▸ Problem
Your task is to extract every line from the material below exactly.

▸ Provided information

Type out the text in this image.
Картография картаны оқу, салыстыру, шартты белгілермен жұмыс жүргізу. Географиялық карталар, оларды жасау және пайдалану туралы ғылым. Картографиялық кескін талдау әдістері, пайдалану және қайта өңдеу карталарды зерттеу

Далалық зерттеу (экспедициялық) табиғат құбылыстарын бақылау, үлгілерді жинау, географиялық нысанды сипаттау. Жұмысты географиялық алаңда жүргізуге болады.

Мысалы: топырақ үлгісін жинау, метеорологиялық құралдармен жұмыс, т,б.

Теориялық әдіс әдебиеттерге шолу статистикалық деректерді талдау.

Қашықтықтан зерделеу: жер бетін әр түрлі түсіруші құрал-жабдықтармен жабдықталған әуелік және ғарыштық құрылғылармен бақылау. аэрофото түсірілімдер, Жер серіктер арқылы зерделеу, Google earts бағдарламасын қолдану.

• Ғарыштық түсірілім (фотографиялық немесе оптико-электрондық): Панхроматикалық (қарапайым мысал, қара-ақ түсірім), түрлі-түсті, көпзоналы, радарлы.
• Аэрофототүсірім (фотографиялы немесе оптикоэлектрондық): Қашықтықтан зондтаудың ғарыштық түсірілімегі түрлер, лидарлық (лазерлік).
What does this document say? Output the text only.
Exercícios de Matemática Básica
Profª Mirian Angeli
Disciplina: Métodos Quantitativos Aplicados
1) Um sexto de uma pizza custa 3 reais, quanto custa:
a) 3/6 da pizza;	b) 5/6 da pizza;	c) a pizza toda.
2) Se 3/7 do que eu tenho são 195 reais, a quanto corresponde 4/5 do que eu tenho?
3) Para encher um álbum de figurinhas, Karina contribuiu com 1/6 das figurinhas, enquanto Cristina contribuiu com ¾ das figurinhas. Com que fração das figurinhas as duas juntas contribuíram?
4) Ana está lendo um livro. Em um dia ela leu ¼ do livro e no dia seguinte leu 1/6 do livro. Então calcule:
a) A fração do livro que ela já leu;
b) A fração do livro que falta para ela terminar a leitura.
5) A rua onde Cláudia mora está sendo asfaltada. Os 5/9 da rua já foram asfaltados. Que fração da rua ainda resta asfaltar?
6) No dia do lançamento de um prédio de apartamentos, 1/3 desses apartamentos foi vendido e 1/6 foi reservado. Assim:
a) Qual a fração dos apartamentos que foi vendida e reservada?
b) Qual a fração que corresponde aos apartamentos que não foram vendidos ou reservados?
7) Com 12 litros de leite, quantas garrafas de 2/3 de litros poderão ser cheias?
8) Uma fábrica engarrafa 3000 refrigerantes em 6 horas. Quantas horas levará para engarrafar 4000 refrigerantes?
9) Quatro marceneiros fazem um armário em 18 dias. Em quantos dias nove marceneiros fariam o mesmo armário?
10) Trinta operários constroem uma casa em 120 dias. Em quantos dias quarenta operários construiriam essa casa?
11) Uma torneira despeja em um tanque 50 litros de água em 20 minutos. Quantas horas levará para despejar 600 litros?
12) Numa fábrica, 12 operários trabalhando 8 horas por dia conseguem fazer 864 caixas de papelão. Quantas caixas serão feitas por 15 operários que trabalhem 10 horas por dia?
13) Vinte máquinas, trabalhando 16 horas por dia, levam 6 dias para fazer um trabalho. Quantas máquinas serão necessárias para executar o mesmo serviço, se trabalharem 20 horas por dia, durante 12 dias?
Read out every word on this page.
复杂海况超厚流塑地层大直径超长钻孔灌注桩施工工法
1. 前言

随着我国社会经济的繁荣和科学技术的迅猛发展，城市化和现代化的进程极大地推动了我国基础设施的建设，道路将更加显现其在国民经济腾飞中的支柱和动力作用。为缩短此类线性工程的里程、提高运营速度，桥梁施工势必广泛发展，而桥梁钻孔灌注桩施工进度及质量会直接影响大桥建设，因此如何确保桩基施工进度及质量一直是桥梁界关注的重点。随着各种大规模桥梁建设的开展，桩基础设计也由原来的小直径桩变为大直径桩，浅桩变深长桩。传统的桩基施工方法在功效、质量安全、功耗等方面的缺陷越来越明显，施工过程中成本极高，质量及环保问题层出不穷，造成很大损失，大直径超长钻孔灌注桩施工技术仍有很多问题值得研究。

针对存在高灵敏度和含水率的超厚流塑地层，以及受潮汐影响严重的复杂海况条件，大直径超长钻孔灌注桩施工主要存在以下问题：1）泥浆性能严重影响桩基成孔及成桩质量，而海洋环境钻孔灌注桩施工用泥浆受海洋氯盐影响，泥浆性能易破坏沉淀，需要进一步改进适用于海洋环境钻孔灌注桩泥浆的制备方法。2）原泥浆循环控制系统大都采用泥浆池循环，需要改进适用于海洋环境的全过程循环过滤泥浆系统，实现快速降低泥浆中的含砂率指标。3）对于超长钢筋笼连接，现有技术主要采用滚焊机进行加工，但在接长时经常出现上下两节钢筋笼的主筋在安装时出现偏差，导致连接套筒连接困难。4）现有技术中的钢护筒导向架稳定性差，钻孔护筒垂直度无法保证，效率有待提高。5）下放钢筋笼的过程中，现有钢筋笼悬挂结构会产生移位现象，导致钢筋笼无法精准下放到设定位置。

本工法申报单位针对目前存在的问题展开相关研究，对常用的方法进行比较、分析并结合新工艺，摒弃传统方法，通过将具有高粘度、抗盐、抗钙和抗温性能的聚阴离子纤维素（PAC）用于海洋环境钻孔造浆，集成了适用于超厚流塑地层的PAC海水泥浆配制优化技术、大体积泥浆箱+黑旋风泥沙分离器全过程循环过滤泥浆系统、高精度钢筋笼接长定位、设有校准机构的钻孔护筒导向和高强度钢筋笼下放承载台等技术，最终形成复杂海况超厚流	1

▸ The reply
Type out the text in this image.
Картография картаны оқу, салыстыру, шартты белгілермен жұмыс жүргізу. Географиялық карталар, оларды жасау және пайдалану туралы ғылым. Картографиялық кескін талдау әдістері, пайдалану және қайта өңдеу карталарды зерттеу

Далалық зерттеу (экспедициялық) табиғат құбылыстарын бақылау, үлгілерді жинау, географиялық нысанды сипаттау. Жұмысты географиялық алаңда жүргізуге болады.

Мысалы: топырақ үлгісін жинау, метеорологиялық құралдармен жұмыс, т,б.

Теориялық әдіс әдебиеттерге шолу статистикалық деректерді талдау.

Қашықтықтан зерделеу: жер бетін әр түрлі түсіруші құрал-жабдықтармен жабдықталған әуелік және ғарыштық құрылғылармен бақылау. аэрофото түсірілімдер, Жер серіктер арқылы зерделеу, Google earts бағдарламасын қолдану.

• Ғарыштық түсірілім (фотографиялық немесе оптико-электрондық): Панхроматикалық (қарапайым мысал, қара-ақ түсірім), түрлі-түсті, көпзоналы, радарлы.
• Аэрофототүсірім (фотографиялы немесе оптикоэлектрондық): Қашықтықтан зондтаудың ғарыштық түсірілімегі түрлер, лидарлық (лазерлік).
What does this document say? Output the text only.
Exercícios de Matemática Básica
Profª Mirian Angeli
Disciplina: Métodos Quantitativos Aplicados
1) Um sexto de uma pizza custa 3 reais, quanto custa:
a) 3/6 da pizza;	b) 5/6 da pizza;	c) a pizza toda.
2) Se 3/7 do que eu tenho são 195 reais, a quanto corresponde 4/5 do que eu tenho?
3) Para encher um álbum de figurinhas, Karina contribuiu com 1/6 das figurinhas, enquanto Cristina contribuiu com ¾ das figurinhas. Com que fração das figurinhas as duas juntas contribuíram?
4) Ana está lendo um livro. Em um dia ela leu ¼ do livro e no dia seguinte leu 1/6 do livro. Então calcule:
a) A fração do livro que ela já leu;
b) A fração do livro que falta para ela terminar a leitura.
5) A rua onde Cláudia mora está sendo asfaltada. Os 5/9 da rua já foram asfaltados. Que fração da rua ainda resta asfaltar?
6) No dia do lançamento de um prédio de apartamentos, 1/3 desses apartamentos foi vendido e 1/6 foi reservado. Assim:
a) Qual a fração dos apartamentos que foi vendida e reservada?
b) Qual a fração que corresponde aos apartamentos que não foram vendidos ou reservados?
7) Com 12 litros de leite, quantas garrafas de 2/3 de litros poderão ser cheias?
8) Uma fábrica engarrafa 3000 refrigerantes em 6 horas. Quantas horas levará para engarrafar 4000 refrigerantes?
9) Quatro marceneiros fazem um armário em 18 dias. Em quantos dias nove marceneiros fariam o mesmo armário?
10) Trinta operários constroem uma casa em 120 dias. Em quantos dias quarenta operários construiriam essa casa?
11) Uma torneira despeja em um tanque 50 litros de água em 20 minutos. Quantas horas levará para despejar 600 litros?
12) Numa fábrica, 12 operários trabalhando 8 horas por dia conseguem fazer 864 caixas de papelão. Quantas caixas serão feitas por 15 operários que trabalhem 10 horas por dia?
13) Vinte máquinas, trabalhando 16 horas por dia, levam 6 dias para fazer um trabalho. Quantas máquinas serão necessárias para executar o mesmo serviço, se trabalharem 20 horas por dia, durante 12 dias?
Read out every word on this page.
复杂海况超厚流塑地层大直径超长钻孔灌注桩施工工法
1. 前言

随着我国社会经济的繁荣和科学技术的迅猛发展，城市化和现代化的进程极大地推动了我国基础设施的建设，道路将更加显现其在国民经济腾飞中的支柱和动力作用。为缩短此类线性工程的里程、提高运营速度，桥梁施工势必广泛发展，而桥梁钻孔灌注桩施工进度及质量会直接影响大桥建设，因此如何确保桩基施工进度及质量一直是桥梁界关注的重点。随着各种大规模桥梁建设的开展，桩基础设计也由原来的小直径桩变为大直径桩，浅桩变深长桩。传统的桩基施工方法在功效、质量安全、功耗等方面的缺陷越来越明显，施工过程中成本极高，质量及环保问题层出不穷，造成很大损失，大直径超长钻孔灌注桩施工技术仍有很多问题值得研究。

针对存在高灵敏度和含水率的超厚流塑地层，以及受潮汐影响严重的复杂海况条件，大直径超长钻孔灌注桩施工主要存在以下问题：1）泥浆性能严重影响桩基成孔及成桩质量，而海洋环境钻孔灌注桩施工用泥浆受海洋氯盐影响，泥浆性能易破坏沉淀，需要进一步改进适用于海洋环境钻孔灌注桩泥浆的制备方法。2）原泥浆循环控制系统大都采用泥浆池循环，需要改进适用于海洋环境的全过程循环过滤泥浆系统，实现快速降低泥浆中的含砂率指标。3）对于超长钢筋笼连接，现有技术主要采用滚焊机进行加工，但在接长时经常出现上下两节钢筋笼的主筋在安装时出现偏差，导致连接套筒连接困难。4）现有技术中的钢护筒导向架稳定性差，钻孔护筒垂直度无法保证，效率有待提高。5）下放钢筋笼的过程中，现有钢筋笼悬挂结构会产生移位现象，导致钢筋笼无法精准下放到设定位置。

本工法申报单位针对目前存在的问题展开相关研究，对常用的方法进行比较、分析并结合新工艺，摒弃传统方法，通过将具有高粘度、抗盐、抗钙和抗温性能的聚阴离子纤维素（PAC）用于海洋环境钻孔造浆，集成了适用于超厚流塑地层的PAC海水泥浆配制优化技术、大体积泥浆箱+黑旋风泥沙分离器全过程循环过滤泥浆系统、高精度钢筋笼接长定位、设有校准机构的钻孔护筒导向和高强度钢筋笼下放承载台等技术，最终形成复杂海况超厚流	1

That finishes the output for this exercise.